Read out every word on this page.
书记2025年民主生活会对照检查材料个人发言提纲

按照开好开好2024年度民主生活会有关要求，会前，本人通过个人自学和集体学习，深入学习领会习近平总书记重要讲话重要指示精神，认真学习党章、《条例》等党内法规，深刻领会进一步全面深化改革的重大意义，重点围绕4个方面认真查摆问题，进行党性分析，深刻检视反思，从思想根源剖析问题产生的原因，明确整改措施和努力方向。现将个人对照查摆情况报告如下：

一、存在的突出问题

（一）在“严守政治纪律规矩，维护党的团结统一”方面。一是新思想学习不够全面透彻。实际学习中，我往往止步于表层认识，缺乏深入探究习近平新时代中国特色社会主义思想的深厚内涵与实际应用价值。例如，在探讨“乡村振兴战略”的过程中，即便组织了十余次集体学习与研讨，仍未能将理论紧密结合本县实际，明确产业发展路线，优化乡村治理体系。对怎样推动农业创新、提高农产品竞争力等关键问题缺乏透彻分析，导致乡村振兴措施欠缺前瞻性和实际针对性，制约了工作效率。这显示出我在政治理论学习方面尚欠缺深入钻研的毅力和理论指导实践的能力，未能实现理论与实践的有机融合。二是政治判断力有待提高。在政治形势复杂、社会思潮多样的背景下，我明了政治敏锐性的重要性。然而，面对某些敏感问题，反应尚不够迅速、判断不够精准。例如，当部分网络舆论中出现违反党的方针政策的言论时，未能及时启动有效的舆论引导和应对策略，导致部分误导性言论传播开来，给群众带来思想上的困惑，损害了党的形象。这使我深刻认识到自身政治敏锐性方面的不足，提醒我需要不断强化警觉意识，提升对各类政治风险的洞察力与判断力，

---*---

Print the whole listing again, exactly.

Read out every word on this page.
书记2025年民主生活会对照检查材料个人发言提纲

按照开好开好2024年度民主生活会有关要求，会前，本人通过个人自学和集体学习，深入学习领会习近平总书记重要讲话重要指示精神，认真学习党章、《条例》等党内法规，深刻领会进一步全面深化改革的重大意义，重点围绕4个方面认真查摆问题，进行党性分析，深刻检视反思，从思想根源剖析问题产生的原因，明确整改措施和努力方向。现将个人对照查摆情况报告如下：

一、存在的突出问题

（一）在“严守政治纪律规矩，维护党的团结统一”方面。一是新思想学习不够全面透彻。实际学习中，我往往止步于表层认识，缺乏深入探究习近平新时代中国特色社会主义思想的深厚内涵与实际应用价值。例如，在探讨“乡村振兴战略”的过程中，即便组织了十余次集体学习与研讨，仍未能将理论紧密结合本县实际，明确产业发展路线，优化乡村治理体系。对怎样推动农业创新、提高农产品竞争力等关键问题缺乏透彻分析，导致乡村振兴措施欠缺前瞻性和实际针对性，制约了工作效率。这显示出我在政治理论学习方面尚欠缺深入钻研的毅力和理论指导实践的能力，未能实现理论与实践的有机融合。二是政治判断力有待提高。在政治形势复杂、社会思潮多样的背景下，我明了政治敏锐性的重要性。然而，面对某些敏感问题，反应尚不够迅速、判断不够精准。例如，当部分网络舆论中出现违反党的方针政策的言论时，未能及时启动有效的舆论引导和应对策略，导致部分误导性言论传播开来，给群众带来思想上的困惑，损害了党的形象。这使我深刻认识到自身政治敏锐性方面的不足，提醒我需要不断强化警觉意识，提升对各类政治风险的洞察力与判断力，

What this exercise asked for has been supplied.